Write out the entries below once more, exactly.

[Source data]
%%
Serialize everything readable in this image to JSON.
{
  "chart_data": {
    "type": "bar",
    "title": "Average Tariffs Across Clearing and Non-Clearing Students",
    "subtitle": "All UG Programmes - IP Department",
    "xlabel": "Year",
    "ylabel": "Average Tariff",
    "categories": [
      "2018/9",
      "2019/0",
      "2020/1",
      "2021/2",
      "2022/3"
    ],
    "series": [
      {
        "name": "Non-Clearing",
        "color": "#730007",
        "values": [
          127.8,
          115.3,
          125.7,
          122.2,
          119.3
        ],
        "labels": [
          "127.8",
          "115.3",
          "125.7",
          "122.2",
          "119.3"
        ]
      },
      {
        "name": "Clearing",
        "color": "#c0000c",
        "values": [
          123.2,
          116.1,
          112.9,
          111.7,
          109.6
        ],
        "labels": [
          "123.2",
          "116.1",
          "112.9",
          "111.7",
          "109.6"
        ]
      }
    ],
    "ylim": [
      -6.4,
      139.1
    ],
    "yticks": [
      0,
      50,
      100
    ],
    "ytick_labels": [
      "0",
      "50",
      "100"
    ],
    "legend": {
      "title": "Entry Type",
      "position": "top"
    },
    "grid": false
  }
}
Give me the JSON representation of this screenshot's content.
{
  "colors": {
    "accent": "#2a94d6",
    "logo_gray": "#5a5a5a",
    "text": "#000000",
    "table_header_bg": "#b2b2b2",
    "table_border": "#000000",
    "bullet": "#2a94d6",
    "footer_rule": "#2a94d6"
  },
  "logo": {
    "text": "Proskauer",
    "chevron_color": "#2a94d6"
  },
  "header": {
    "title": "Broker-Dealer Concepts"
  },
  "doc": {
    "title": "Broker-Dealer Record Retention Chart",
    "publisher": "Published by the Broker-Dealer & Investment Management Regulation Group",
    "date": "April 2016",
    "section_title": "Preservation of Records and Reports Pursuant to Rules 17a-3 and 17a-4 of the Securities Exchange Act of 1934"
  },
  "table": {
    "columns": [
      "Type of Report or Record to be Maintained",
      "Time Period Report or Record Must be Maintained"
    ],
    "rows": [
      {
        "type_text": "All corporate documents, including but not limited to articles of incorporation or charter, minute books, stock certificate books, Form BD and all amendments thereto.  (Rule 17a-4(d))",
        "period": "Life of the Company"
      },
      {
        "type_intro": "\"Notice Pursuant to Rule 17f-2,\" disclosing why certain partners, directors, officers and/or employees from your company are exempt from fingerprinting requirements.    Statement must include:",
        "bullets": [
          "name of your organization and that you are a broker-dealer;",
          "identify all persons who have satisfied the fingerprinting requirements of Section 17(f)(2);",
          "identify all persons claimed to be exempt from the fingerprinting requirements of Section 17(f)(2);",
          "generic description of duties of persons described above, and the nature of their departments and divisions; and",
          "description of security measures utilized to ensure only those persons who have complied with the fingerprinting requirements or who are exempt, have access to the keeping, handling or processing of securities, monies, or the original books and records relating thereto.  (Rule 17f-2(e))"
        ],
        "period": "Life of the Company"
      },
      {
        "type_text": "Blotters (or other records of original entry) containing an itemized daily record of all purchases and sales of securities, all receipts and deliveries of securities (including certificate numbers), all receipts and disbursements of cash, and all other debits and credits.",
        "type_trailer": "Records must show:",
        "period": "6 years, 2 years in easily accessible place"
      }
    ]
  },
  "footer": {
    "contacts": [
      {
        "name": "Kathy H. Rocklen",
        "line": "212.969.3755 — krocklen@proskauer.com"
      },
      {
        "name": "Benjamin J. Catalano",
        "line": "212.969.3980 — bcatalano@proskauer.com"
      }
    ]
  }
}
%%
▶ _EXPECTED OUTPUT_:
Serialize everything readable in this image to JSON.
{
  "chart_data": {
    "type": "bar",
    "title": "Average Tariffs Across Clearing and Non-Clearing Students",
    "subtitle": "All UG Programmes - IP Department",
    "xlabel": "Year",
    "ylabel": "Average Tariff",
    "categories": [
      "2018/9",
      "2019/0",
      "2020/1",
      "2021/2",
      "2022/3"
    ],
    "series": [
      {
        "name": "Non-Clearing",
        "color": "#730007",
        "values": [
          127.8,
          115.3,
          125.7,
          122.2,
          119.3
        ],
        "labels": [
          "127.8",
          "115.3",
          "125.7",
          "122.2",
          "119.3"
        ]
      },
      {
        "name": "Clearing",
        "color": "#c0000c",
        "values": [
          123.2,
          116.1,
          112.9,
          111.7,
          109.6
        ],
        "labels": [
          "123.2",
          "116.1",
          "112.9",
          "111.7",
          "109.6"
        ]
      }
    ],
    "ylim": [
      -6.4,
      139.1
    ],
    "yticks": [
      0,
      50,
      100
    ],
    "ytick_labels": [
      "0",
      "50",
      "100"
    ],
    "legend": {
      "title": "Entry Type",
      "position": "top"
    },
    "grid": false
  }
}
Give me the JSON representation of this screenshot's content.
{
  "colors": {
    "accent": "#2a94d6",
    "logo_gray": "#5a5a5a",
    "text": "#000000",
    "table_header_bg": "#b2b2b2",
    "table_border": "#000000",
    "bullet": "#2a94d6",
    "footer_rule": "#2a94d6"
  },
  "logo": {
    "text": "Proskauer",
    "chevron_color": "#2a94d6"
  },
  "header": {
    "title": "Broker-Dealer Concepts"
  },
  "doc": {
    "title": "Broker-Dealer Record Retention Chart",
    "publisher": "Published by the Broker-Dealer & Investment Management Regulation Group",
    "date": "April 2016",
    "section_title": "Preservation of Records and Reports Pursuant to Rules 17a-3 and 17a-4 of the Securities Exchange Act of 1934"
  },
  "table": {
    "columns": [
      "Type of Report or Record to be Maintained",
      "Time Period Report or Record Must be Maintained"
    ],
    "rows": [
      {
        "type_text": "All corporate documents, including but not limited to articles of incorporation or charter, minute books, stock certificate books, Form BD and all amendments thereto.  (Rule 17a-4(d))",
        "period": "Life of the Company"
      },
      {
        "type_intro": "\"Notice Pursuant to Rule 17f-2,\" disclosing why certain partners, directors, officers and/or employees from your company are exempt from fingerprinting requirements.    Statement must include:",
        "bullets": [
          "name of your organization and that you are a broker-dealer;",
          "identify all persons who have satisfied the fingerprinting requirements of Section 17(f)(2);",
          "identify all persons claimed to be exempt from the fingerprinting requirements of Section 17(f)(2);",
          "generic description of duties of persons described above, and the nature of their departments and divisions; and",
          "description of security measures utilized to ensure only those persons who have complied with the fingerprinting requirements or who are exempt, have access to the keeping, handling or processing of securities, monies, or the original books and records relating thereto.  (Rule 17f-2(e))"
        ],
        "period": "Life of the Company"
      },
      {
        "type_text": "Blotters (or other records of original entry) containing an itemized daily record of all purchases and sales of securities, all receipts and deliveries of securities (including certificate numbers), all receipts and disbursements of cash, and all other debits and credits.",
        "type_trailer": "Records must show:",
        "period": "6 years, 2 years in easily accessible place"
      }
    ]
  },
  "footer": {
    "contacts": [
      {
        "name": "Kathy H. Rocklen",
        "line": "212.969.3755 — krocklen@proskauer.com"
      },
      {
        "name": "Benjamin J. Catalano",
        "line": "212.969.3980 — bcatalano@proskauer.com"
      }
    ]
  }
}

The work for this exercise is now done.